— Written task —
Identify the lines bearing the string "suppose" and gather them.

— Given data —
# # #

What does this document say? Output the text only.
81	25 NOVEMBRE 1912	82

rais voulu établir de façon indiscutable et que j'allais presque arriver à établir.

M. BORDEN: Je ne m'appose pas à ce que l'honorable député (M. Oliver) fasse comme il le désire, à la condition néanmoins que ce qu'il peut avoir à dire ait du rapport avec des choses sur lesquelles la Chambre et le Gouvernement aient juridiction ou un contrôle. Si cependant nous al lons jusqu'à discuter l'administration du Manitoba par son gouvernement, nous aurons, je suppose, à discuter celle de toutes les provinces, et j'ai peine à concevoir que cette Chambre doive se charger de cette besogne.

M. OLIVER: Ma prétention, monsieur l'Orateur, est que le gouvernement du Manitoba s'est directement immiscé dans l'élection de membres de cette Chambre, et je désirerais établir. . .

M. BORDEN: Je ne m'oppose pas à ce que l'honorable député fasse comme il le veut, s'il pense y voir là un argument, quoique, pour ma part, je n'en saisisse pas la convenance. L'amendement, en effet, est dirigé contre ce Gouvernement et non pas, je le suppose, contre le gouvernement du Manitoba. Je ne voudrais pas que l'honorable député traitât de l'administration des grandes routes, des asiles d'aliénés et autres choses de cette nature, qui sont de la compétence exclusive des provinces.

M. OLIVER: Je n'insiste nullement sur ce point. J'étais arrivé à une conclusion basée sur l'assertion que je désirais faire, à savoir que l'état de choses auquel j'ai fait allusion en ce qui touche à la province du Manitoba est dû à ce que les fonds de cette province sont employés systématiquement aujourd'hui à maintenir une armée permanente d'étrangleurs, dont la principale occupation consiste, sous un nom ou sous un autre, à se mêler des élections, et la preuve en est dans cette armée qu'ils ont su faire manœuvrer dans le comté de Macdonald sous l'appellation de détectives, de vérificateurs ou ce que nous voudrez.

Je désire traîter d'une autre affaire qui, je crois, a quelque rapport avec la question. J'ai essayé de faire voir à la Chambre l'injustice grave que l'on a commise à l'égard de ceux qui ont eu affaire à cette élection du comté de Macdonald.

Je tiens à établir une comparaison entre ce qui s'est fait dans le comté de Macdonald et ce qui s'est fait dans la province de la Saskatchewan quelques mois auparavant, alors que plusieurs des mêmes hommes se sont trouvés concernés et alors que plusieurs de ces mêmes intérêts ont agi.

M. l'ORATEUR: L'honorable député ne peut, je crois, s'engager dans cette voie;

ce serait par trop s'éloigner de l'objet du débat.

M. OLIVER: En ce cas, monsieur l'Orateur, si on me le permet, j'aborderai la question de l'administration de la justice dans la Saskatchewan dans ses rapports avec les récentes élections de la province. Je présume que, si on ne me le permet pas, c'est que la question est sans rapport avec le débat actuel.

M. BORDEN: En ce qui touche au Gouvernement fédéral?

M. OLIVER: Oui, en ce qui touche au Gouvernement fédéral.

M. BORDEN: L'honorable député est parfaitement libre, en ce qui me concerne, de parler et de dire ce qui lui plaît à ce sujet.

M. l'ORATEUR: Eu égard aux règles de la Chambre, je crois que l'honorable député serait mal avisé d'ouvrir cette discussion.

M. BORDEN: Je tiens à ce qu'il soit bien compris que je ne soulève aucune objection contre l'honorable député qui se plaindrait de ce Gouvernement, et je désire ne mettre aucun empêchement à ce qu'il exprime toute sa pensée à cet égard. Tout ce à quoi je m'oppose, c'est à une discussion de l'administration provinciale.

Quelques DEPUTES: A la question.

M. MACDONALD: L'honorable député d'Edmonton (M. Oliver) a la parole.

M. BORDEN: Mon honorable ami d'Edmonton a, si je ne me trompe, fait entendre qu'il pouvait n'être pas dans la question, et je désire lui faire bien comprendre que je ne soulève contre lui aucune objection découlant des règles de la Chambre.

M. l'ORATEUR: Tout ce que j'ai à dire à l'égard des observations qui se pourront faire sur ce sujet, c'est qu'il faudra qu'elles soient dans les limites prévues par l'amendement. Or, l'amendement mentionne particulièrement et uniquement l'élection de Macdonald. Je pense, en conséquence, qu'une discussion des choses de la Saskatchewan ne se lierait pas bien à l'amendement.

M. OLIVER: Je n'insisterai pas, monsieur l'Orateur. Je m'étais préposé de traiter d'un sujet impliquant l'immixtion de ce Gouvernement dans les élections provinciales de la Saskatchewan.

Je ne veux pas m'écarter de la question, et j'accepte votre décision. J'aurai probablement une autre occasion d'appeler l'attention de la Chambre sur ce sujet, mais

# # #

— Finished answer —
M. BORDEN: Je ne m'appose pas à ce que l'honorable député (M. Oliver) fasse comme il le désire, à la condition néanmoins que ce qu'il peut avoir à dire ait du rapport avec des choses sur lesquelles la Chambre et le Gouvernement aient juridiction ou un contrôle. Si cependant nous al lons jusqu'à discuter l'administration du Manitoba par son gouvernement, nous aurons, je suppose, à discuter celle de toutes les provinces, et j'ai peine à concevoir que cette Chambre doive se charger de cette besogne.
M. BORDEN: Je ne m'oppose pas à ce que l'honorable député fasse comme il le veut, s'il pense y voir là un argument, quoique, pour ma part, je n'en saisisse pas la convenance. L'amendement, en effet, est dirigé contre ce Gouvernement et non pas, je le suppose, contre le gouvernement du Manitoba. Je ne voudrais pas que l'honorable député traitât de l'administration des grandes routes, des asiles d'aliénés et autres choses de cette nature, qui sont de la compétence exclusive des provinces.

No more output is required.